**THE EXERCISE**
Present each line of the entries below that holds the word "there".
** Begin DATA LISTING **
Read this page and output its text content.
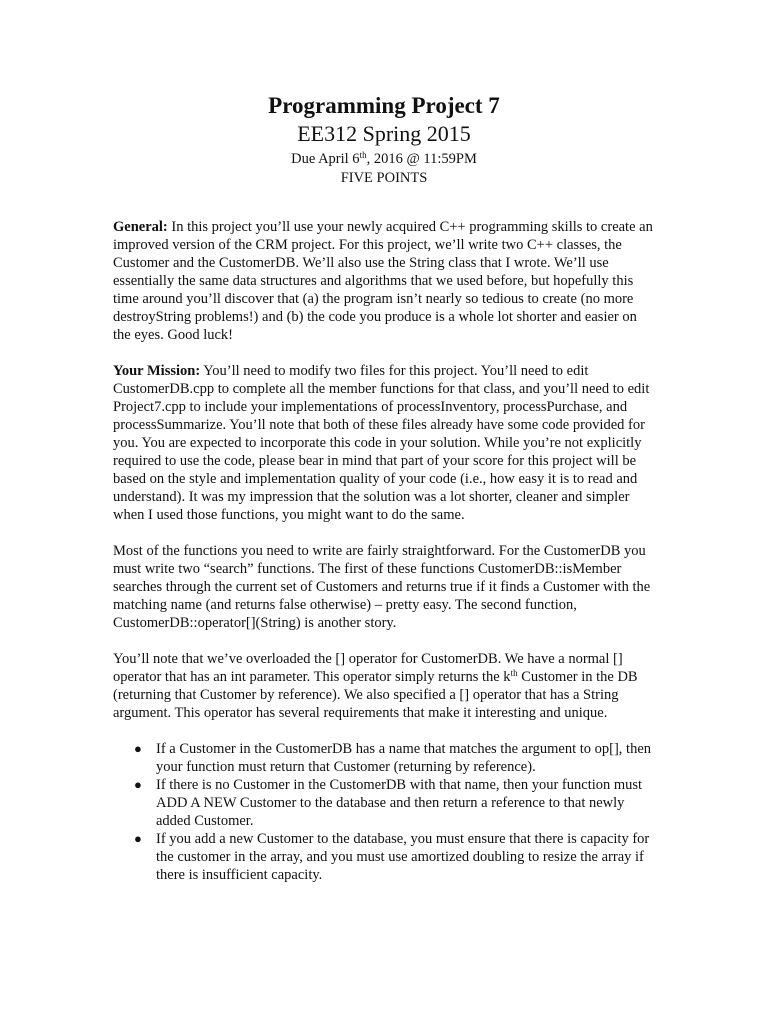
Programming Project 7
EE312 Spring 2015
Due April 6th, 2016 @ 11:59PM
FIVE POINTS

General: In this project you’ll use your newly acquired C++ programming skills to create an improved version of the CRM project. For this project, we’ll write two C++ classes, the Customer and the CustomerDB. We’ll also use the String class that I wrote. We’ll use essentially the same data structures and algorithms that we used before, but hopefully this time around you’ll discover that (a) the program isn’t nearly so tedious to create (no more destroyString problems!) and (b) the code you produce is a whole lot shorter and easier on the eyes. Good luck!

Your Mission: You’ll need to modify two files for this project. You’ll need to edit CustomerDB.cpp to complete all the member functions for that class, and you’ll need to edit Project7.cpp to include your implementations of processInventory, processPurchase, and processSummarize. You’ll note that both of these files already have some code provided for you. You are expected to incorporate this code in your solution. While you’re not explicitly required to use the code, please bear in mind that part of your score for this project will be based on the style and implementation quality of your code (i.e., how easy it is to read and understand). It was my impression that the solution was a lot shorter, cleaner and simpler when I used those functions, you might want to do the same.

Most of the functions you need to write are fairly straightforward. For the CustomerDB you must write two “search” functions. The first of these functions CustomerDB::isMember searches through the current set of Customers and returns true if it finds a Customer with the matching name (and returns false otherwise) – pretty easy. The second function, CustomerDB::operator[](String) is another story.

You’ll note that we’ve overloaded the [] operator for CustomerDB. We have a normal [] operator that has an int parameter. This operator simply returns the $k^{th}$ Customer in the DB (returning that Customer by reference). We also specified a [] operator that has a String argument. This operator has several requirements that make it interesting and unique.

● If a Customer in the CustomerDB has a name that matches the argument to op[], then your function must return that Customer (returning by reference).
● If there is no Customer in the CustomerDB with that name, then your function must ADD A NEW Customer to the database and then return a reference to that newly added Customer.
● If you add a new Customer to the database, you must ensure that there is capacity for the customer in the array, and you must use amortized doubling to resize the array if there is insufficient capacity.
** End DATA LISTING **
** Begin DATA LISTING **
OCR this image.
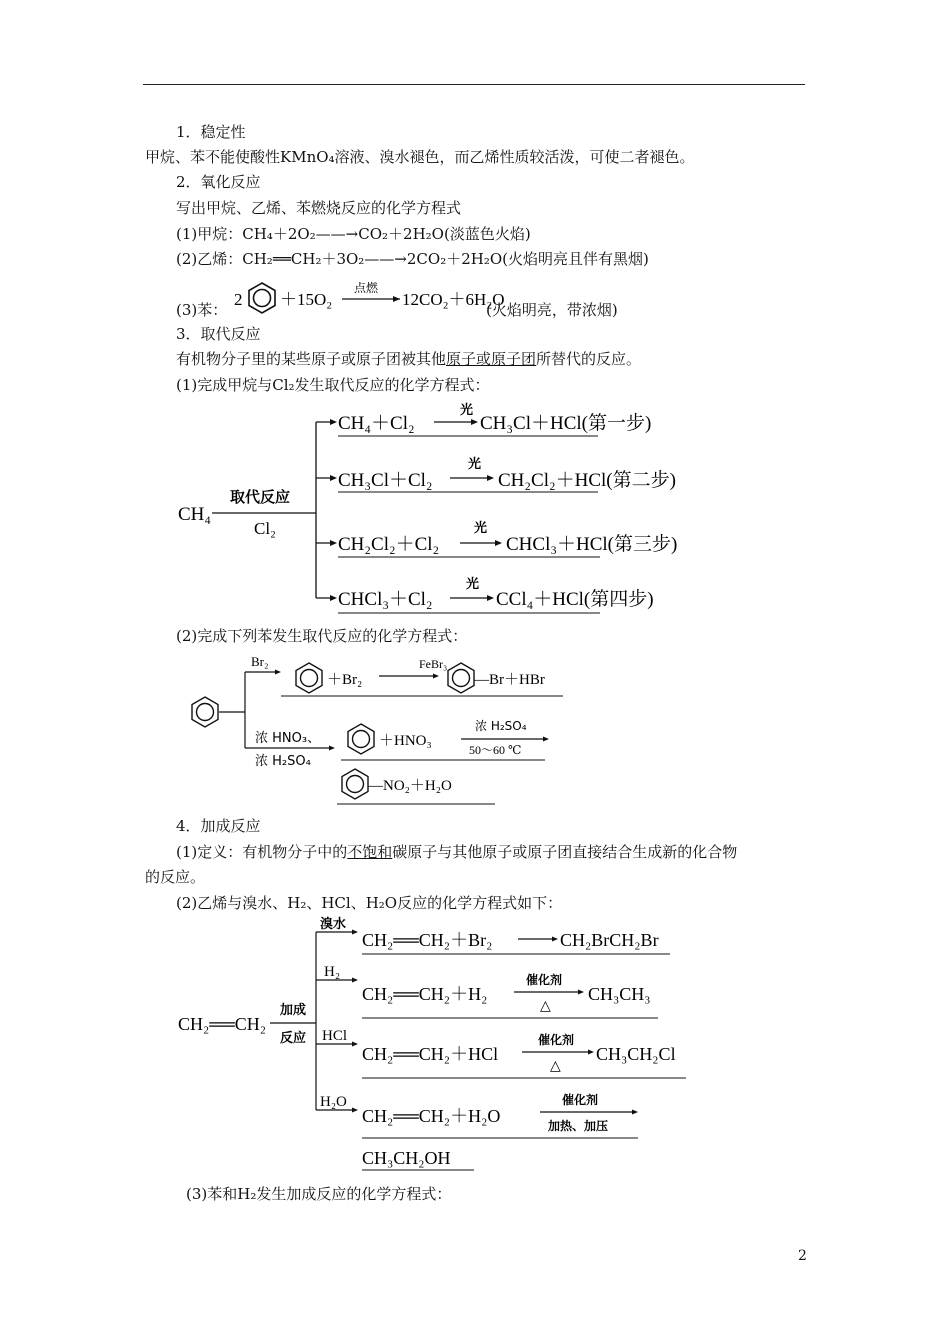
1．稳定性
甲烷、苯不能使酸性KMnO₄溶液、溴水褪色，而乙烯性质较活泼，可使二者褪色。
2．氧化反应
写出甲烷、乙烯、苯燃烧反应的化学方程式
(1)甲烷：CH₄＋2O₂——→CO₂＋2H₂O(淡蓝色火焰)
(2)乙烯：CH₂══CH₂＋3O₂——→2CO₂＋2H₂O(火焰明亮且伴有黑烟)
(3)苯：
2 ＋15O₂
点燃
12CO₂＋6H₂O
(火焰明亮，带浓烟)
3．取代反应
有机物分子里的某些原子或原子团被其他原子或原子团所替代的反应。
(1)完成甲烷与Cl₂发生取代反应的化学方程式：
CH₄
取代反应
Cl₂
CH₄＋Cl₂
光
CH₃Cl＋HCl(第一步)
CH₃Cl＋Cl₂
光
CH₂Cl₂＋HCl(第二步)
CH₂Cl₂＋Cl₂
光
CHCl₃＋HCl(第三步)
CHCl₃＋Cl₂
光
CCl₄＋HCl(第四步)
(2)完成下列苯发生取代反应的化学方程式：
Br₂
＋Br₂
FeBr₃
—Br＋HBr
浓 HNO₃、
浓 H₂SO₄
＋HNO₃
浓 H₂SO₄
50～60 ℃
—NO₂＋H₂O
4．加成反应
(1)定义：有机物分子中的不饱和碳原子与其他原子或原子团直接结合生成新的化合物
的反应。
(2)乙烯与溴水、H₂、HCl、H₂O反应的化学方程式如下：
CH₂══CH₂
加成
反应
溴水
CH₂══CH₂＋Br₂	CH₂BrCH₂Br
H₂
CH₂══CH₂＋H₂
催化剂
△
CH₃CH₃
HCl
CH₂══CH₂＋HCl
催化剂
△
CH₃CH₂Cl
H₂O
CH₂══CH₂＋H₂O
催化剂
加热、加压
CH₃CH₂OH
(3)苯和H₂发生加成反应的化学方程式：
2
** End DATA LISTING **
**WRITTEN SOLUTION**
● If there is no Customer in the CustomerDB with that name, then your function must ADD A NEW Customer to the database and then return a reference to that newly added Customer.
● If you add a new Customer to the database, you must ensure that there is capacity for the customer in the array, and you must use amortized doubling to resize the array if there is insufficient capacity.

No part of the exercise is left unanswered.